start EXTRACTED RECORDS
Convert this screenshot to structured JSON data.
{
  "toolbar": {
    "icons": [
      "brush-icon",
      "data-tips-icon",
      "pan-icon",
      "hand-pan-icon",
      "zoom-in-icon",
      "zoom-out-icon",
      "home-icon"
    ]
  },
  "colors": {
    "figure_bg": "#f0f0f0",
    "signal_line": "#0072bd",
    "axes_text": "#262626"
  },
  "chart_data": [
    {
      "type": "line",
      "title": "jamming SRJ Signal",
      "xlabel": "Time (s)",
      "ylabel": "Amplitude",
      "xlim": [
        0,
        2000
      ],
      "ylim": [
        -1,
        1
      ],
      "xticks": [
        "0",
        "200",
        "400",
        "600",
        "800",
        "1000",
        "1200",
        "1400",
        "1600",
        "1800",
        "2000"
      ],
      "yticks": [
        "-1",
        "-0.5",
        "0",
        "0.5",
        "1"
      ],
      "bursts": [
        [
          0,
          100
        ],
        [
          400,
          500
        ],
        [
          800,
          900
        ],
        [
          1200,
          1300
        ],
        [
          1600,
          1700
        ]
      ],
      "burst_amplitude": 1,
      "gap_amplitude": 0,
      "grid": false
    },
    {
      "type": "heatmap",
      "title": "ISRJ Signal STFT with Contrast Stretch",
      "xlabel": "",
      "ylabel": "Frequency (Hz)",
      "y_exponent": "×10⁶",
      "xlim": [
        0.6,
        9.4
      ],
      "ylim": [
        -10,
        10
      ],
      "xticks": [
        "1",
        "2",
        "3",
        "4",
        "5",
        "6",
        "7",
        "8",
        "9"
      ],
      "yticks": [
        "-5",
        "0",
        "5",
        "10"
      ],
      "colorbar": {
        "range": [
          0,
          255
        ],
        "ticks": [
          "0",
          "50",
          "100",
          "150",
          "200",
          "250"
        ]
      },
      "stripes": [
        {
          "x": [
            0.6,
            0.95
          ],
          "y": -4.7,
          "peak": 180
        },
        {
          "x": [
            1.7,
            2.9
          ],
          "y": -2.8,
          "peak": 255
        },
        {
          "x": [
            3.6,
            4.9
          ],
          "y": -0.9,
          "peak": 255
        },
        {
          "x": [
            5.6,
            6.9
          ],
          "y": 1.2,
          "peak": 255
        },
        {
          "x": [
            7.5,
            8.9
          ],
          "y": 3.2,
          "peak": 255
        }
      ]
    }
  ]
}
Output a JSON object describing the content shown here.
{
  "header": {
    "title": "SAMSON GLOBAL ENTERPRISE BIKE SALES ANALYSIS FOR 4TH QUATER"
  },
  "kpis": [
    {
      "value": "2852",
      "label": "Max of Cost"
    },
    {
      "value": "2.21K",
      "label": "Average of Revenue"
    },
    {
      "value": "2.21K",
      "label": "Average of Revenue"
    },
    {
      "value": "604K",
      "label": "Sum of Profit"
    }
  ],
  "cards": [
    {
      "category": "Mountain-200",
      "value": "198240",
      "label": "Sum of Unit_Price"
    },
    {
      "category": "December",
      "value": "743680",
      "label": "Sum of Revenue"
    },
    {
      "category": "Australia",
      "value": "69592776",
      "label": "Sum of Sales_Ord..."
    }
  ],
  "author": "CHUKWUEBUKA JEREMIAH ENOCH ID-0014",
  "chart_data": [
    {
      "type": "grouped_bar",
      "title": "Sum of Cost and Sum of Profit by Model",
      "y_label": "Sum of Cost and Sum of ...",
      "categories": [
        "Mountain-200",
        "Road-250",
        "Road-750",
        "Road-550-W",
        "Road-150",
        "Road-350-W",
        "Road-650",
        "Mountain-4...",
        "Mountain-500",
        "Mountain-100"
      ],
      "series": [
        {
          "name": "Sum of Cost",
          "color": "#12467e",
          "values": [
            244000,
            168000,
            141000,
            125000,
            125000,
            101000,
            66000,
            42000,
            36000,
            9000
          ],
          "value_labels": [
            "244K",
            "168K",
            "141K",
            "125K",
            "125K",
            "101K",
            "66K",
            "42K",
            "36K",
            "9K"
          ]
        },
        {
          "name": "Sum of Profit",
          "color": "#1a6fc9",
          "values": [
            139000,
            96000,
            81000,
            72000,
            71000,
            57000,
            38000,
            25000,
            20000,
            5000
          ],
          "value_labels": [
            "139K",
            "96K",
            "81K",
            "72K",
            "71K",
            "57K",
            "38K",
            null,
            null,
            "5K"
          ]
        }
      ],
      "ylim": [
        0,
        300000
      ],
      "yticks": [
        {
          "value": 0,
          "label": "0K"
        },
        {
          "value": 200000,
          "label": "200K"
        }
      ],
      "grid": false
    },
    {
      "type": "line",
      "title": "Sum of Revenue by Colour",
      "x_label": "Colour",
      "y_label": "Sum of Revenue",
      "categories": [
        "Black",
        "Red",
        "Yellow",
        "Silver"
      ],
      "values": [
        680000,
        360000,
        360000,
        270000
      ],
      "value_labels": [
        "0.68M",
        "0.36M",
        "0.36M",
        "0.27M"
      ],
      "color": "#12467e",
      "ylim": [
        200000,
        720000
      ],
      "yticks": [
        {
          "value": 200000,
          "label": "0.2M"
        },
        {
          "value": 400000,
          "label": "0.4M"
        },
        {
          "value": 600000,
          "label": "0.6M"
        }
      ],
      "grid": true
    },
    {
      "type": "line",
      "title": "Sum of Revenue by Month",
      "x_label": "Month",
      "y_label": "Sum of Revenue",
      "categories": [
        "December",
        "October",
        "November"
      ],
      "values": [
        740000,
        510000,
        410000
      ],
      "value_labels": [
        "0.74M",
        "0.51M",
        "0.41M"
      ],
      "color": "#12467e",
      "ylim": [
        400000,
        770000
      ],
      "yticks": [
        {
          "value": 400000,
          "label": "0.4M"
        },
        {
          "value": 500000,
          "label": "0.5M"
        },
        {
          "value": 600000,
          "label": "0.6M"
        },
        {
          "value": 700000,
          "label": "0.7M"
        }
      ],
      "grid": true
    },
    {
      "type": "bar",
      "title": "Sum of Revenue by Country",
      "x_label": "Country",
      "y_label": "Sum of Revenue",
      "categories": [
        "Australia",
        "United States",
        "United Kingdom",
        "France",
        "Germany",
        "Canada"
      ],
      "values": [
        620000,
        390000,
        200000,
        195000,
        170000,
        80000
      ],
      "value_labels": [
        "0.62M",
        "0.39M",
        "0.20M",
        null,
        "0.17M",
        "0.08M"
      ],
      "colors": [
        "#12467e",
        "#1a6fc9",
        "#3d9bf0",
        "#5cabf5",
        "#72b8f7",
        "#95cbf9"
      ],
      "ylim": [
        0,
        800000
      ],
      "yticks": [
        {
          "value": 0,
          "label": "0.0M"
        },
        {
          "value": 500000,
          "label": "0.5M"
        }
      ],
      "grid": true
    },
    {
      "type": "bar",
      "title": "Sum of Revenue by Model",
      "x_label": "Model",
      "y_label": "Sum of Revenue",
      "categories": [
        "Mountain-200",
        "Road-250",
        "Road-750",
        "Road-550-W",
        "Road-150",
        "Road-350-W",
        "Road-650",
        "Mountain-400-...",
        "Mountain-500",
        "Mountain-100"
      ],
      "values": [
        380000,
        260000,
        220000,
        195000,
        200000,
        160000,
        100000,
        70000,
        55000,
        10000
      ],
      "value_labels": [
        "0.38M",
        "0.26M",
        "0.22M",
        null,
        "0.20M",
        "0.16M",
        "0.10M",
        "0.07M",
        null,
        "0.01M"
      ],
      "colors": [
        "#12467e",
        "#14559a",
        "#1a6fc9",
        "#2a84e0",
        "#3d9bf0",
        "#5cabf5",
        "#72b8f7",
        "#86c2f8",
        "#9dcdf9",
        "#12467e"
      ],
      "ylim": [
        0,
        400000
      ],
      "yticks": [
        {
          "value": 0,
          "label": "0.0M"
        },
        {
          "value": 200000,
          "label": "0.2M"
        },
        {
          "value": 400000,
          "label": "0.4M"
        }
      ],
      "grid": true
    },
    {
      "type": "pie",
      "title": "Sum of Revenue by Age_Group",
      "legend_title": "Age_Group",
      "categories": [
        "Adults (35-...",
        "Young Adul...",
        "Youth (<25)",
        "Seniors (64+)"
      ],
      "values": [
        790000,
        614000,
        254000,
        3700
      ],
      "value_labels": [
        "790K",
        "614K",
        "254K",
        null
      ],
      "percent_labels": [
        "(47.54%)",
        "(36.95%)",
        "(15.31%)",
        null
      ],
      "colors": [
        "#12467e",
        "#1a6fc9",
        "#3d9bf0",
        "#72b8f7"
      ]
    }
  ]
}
end EXTRACTED RECORDS
Select all lines with the word "Cost" from the entries above.

      "label": "Max of Cost"
      "title": "Sum of Cost and Sum of Profit by Model",
      "y_label": "Sum of Cost and Sum of ...",
          "name": "Sum of Cost",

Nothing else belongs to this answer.